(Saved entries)

******************************

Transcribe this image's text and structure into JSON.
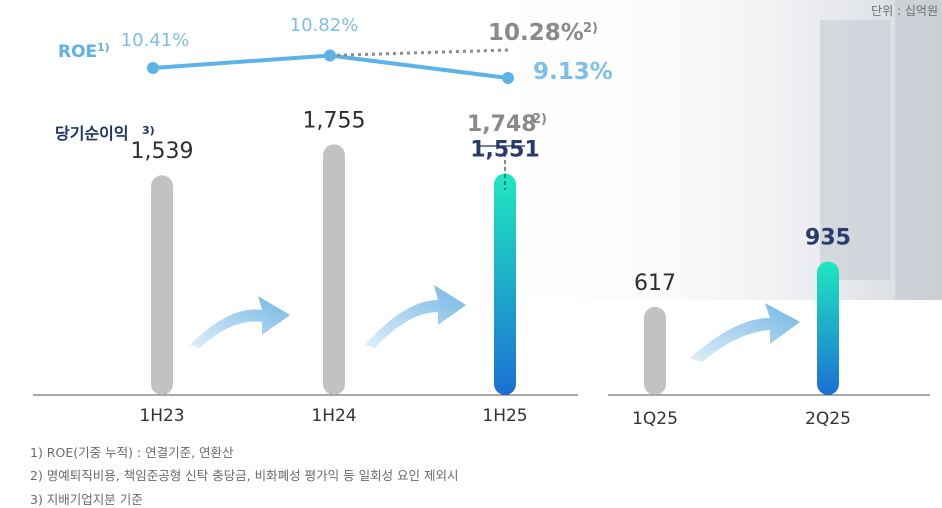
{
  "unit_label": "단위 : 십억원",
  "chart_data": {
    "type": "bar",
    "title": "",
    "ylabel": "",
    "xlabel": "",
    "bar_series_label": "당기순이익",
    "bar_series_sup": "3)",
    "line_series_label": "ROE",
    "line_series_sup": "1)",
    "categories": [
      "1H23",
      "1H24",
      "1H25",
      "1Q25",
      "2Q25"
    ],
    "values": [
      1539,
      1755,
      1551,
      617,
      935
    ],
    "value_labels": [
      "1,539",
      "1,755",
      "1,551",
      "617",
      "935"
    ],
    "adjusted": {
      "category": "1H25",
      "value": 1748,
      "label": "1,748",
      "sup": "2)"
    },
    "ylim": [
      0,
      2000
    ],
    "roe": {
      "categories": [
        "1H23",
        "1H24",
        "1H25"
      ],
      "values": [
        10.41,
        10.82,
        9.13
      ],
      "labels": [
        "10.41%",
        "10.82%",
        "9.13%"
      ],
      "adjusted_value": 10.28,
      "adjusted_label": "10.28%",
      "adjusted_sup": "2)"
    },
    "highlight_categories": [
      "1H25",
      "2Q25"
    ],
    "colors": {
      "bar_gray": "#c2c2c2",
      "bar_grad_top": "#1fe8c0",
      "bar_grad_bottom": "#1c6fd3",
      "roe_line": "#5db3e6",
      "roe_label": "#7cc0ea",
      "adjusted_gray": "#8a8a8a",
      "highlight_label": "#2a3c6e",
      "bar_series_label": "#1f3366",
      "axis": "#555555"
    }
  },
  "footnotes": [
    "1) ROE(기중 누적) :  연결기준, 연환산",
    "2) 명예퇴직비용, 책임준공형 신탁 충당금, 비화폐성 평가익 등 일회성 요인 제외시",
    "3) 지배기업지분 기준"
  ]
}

******************************

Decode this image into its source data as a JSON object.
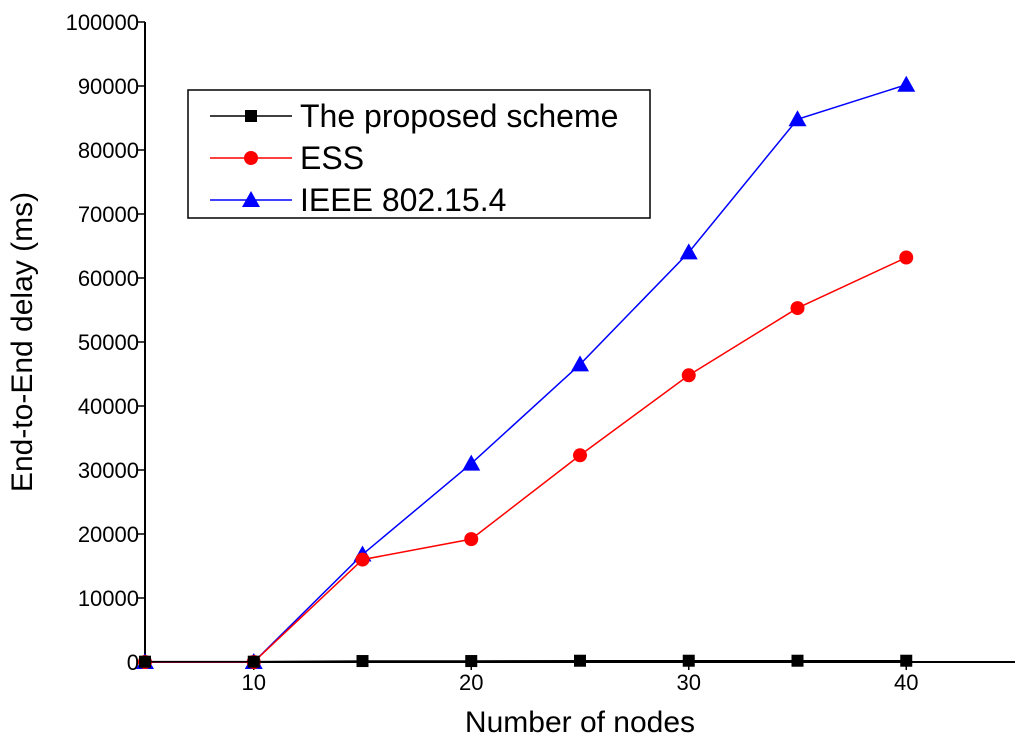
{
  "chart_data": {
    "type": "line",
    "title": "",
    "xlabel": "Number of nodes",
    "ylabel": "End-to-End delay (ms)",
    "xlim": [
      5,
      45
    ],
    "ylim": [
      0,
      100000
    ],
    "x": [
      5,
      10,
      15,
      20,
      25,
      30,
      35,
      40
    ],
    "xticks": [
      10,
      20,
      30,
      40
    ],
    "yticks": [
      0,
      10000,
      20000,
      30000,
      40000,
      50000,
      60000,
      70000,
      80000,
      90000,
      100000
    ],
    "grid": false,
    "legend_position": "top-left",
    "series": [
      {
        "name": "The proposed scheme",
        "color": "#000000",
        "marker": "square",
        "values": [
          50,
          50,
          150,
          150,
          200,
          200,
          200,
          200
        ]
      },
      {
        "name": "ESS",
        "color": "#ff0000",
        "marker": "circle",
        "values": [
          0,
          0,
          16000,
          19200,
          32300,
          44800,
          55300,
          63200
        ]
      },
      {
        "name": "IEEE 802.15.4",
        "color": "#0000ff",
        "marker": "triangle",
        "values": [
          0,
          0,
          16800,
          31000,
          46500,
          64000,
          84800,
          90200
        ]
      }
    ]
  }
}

******************************

◆ What you are asked to do
Scan the listing above. Collect all lines with the word "marker".

◆ Solution to the problem
        "marker": "square",
        "marker": "circle",
        "marker": "triangle",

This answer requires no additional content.